◆ **Data supplied**

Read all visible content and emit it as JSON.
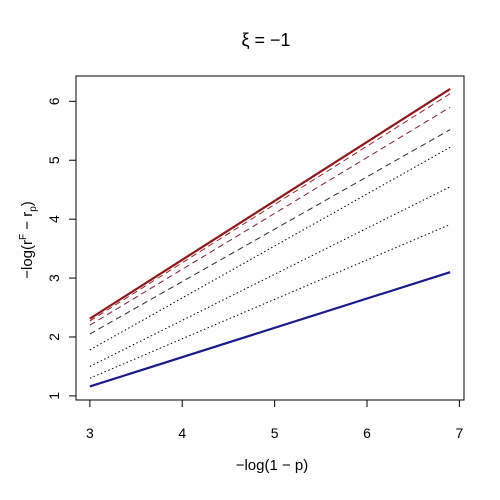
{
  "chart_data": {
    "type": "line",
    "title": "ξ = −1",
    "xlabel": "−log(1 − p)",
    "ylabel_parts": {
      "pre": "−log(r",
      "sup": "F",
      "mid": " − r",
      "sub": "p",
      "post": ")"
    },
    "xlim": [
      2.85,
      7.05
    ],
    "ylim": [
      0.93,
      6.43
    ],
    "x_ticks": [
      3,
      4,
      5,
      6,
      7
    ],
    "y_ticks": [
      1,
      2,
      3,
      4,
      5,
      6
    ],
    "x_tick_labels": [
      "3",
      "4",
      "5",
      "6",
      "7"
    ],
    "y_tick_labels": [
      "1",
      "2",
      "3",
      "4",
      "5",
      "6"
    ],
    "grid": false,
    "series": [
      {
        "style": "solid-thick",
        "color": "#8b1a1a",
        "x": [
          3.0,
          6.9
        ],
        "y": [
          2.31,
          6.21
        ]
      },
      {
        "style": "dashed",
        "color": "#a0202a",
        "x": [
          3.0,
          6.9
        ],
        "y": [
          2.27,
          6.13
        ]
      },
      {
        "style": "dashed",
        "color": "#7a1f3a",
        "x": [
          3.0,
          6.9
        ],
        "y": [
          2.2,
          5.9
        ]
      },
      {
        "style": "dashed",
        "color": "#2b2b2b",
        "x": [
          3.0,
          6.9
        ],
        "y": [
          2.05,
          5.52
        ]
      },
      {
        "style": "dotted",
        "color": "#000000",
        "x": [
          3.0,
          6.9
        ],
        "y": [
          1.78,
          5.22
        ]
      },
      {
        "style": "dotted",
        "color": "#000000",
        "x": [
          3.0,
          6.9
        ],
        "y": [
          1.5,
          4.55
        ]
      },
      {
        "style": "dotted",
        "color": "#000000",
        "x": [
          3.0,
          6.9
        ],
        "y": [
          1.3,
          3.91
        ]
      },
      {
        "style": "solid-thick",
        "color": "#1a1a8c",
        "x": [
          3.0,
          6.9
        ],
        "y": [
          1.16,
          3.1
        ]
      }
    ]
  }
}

---

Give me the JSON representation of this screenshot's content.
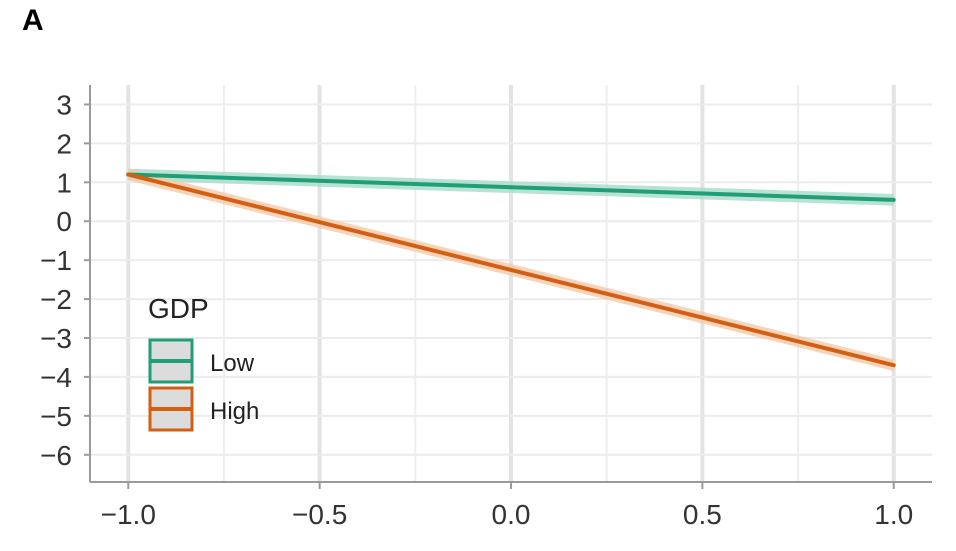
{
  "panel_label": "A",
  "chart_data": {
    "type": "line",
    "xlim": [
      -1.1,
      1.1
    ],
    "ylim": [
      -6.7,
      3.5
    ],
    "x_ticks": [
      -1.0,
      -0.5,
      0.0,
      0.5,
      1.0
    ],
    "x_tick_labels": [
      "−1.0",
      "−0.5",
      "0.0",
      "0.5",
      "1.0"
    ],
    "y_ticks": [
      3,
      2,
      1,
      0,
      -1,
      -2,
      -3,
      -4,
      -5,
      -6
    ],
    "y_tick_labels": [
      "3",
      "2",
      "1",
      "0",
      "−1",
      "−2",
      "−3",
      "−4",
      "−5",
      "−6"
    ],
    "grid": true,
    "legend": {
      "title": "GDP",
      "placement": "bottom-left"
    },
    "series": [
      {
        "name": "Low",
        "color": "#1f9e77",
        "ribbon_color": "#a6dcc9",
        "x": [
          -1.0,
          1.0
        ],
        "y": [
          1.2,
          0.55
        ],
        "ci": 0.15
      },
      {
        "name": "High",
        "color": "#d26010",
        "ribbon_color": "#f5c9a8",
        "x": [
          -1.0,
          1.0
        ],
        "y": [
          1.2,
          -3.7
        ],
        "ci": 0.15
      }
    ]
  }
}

==

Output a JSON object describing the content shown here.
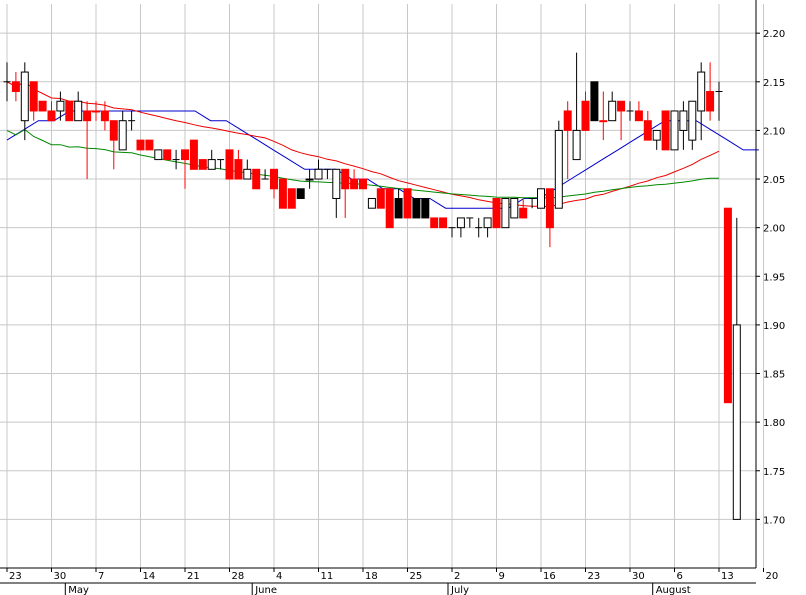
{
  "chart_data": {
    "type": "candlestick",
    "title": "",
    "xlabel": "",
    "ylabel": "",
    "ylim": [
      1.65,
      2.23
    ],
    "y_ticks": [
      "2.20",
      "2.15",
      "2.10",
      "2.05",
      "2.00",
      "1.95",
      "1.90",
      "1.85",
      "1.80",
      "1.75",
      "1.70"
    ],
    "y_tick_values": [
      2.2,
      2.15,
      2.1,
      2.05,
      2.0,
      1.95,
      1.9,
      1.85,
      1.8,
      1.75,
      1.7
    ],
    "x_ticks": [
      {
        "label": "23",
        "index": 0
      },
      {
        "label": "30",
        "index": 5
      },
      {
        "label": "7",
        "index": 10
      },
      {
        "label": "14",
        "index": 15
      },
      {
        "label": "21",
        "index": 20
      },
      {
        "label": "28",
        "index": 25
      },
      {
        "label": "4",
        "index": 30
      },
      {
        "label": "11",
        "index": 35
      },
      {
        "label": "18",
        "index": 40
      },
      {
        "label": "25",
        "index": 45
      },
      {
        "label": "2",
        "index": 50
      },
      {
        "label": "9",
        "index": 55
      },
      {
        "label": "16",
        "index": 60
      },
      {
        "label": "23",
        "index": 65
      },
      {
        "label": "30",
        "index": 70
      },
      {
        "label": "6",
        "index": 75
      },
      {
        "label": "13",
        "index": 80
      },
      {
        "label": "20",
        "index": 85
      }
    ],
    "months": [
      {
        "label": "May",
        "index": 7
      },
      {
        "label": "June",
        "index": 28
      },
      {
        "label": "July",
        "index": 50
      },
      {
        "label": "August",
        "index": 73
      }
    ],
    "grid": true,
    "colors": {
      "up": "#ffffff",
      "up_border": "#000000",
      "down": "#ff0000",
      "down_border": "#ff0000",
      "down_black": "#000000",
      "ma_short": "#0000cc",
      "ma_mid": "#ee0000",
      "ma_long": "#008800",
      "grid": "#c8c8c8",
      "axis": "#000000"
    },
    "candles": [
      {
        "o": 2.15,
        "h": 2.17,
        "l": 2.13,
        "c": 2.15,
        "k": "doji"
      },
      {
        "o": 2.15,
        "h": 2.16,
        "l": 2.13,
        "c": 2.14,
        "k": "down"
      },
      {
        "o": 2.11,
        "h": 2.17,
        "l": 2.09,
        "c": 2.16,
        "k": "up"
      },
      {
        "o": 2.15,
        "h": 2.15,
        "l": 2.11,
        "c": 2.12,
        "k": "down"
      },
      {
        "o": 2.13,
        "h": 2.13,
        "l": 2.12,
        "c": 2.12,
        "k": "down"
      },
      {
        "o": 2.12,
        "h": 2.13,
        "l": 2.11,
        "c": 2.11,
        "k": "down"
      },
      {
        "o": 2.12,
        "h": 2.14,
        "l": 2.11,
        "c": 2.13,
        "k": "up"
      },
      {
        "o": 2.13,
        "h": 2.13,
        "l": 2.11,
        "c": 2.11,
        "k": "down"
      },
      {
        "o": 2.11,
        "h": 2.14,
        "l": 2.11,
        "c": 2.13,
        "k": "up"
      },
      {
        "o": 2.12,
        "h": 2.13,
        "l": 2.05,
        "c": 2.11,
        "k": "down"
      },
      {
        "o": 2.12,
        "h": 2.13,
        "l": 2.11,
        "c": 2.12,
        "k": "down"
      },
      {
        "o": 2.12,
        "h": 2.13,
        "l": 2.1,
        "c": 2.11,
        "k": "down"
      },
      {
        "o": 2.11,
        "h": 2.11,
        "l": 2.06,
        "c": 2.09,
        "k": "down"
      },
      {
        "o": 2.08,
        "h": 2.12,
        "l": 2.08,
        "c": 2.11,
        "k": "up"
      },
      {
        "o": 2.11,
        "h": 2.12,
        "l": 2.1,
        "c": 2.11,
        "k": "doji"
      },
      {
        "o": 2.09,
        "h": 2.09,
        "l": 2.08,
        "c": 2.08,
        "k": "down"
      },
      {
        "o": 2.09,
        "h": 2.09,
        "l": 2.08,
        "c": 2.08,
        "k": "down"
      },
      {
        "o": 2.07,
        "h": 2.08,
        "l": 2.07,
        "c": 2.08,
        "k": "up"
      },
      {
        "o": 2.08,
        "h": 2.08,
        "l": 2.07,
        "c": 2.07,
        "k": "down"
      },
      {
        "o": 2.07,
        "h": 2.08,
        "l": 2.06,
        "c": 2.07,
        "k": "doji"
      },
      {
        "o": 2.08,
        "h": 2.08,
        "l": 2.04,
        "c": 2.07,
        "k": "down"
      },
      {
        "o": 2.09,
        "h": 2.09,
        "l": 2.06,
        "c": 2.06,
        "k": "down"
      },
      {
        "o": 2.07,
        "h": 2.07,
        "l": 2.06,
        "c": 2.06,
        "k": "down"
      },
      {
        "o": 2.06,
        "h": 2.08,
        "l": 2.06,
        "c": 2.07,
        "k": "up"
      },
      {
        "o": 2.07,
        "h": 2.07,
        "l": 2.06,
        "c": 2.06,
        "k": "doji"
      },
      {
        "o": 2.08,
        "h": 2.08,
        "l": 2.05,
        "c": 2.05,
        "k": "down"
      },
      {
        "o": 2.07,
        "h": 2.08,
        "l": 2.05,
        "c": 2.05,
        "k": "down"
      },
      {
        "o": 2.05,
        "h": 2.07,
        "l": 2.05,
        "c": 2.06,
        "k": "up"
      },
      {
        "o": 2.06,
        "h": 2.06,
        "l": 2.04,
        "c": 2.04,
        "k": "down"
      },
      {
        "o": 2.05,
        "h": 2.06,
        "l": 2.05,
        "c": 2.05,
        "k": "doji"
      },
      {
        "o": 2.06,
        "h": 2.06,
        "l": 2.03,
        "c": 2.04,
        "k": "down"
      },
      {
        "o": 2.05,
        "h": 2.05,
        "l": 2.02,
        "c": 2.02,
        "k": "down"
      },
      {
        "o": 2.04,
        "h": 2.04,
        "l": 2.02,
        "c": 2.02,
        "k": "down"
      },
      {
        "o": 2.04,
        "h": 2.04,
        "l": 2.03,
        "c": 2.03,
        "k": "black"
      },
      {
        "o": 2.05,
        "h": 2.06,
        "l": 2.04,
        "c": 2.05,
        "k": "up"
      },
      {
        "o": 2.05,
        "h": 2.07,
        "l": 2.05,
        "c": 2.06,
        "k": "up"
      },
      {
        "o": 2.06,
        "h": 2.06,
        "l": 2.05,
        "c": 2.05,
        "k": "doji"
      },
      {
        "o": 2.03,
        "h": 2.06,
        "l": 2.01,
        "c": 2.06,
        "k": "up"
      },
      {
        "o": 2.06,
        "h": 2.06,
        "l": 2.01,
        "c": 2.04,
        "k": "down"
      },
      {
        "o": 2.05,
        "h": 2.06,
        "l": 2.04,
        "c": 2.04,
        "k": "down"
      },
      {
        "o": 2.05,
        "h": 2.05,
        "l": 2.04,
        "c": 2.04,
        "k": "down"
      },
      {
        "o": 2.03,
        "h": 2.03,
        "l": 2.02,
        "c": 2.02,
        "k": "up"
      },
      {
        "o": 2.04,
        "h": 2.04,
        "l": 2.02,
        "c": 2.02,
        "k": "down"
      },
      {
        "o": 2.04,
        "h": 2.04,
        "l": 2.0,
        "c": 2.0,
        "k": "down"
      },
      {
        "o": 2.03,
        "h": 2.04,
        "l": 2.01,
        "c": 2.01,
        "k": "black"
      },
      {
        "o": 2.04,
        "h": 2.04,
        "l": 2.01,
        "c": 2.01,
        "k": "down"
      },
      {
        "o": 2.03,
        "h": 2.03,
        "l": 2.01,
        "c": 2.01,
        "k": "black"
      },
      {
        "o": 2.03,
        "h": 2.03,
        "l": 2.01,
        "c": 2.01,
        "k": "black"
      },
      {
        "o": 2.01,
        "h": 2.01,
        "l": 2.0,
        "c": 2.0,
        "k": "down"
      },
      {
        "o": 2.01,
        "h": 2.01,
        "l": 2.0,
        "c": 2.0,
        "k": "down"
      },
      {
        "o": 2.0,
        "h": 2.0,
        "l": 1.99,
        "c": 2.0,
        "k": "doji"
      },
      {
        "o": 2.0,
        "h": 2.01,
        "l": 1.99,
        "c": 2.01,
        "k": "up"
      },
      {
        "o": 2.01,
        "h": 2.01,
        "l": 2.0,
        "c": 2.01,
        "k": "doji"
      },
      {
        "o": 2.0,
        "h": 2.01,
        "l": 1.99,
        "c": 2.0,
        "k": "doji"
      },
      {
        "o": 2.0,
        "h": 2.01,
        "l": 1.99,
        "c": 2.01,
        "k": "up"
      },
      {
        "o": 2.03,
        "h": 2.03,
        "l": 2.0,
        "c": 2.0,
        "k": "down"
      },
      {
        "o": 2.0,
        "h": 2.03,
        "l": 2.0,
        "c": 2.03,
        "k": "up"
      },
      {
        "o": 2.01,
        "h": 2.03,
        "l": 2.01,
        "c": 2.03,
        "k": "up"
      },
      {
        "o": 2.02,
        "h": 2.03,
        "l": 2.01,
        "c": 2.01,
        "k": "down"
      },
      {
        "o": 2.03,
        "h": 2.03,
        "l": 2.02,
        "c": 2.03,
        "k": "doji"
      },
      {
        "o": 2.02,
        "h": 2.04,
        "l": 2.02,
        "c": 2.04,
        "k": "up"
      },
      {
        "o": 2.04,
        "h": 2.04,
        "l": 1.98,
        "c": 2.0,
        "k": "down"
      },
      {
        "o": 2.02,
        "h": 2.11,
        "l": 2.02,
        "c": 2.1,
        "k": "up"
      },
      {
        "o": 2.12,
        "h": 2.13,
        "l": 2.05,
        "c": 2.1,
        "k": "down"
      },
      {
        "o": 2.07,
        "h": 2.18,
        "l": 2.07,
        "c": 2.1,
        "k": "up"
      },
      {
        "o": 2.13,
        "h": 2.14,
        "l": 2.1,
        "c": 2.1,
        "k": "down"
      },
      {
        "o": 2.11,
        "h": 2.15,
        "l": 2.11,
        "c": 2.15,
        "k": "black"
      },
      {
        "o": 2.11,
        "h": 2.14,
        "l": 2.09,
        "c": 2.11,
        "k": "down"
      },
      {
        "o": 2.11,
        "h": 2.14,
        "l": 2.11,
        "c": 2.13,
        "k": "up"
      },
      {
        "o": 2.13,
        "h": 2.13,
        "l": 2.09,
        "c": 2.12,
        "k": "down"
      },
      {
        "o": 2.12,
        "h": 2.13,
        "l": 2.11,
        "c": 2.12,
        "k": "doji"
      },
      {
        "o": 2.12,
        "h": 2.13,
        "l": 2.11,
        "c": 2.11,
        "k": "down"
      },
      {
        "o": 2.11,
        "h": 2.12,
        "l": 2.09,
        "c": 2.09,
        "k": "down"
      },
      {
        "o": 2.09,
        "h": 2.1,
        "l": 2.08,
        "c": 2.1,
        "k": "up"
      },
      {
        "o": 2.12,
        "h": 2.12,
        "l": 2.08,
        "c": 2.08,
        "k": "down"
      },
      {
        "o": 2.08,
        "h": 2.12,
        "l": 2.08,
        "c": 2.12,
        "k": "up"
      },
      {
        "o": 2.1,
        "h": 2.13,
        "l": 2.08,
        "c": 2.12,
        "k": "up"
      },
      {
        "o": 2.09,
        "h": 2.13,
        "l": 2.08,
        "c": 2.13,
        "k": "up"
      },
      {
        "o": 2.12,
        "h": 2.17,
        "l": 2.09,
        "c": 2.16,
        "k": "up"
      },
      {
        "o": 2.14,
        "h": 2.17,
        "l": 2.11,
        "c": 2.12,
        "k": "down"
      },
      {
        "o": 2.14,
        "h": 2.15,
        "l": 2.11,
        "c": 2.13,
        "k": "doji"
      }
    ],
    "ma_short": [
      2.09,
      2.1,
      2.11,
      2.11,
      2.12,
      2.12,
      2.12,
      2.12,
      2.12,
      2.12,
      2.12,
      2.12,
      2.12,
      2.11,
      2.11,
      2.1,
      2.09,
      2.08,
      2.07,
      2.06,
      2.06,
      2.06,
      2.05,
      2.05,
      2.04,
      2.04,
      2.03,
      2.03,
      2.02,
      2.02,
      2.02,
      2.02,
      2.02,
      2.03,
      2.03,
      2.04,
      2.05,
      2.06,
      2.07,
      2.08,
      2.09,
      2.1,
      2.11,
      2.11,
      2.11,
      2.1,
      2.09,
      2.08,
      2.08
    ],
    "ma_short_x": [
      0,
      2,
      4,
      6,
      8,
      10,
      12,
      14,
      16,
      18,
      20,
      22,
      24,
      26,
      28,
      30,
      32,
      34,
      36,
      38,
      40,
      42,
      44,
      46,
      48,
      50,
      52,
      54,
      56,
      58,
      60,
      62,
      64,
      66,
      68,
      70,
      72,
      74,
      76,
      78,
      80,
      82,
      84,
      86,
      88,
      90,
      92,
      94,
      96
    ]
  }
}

◆ **Directions**
Look above for every line with the word "content" and copy it.

◆ **Task output**
Read all visible content and emit it as JSON.
Give me the JSON representation of this screenshot's content.
Output a JSON object describing the content shown here.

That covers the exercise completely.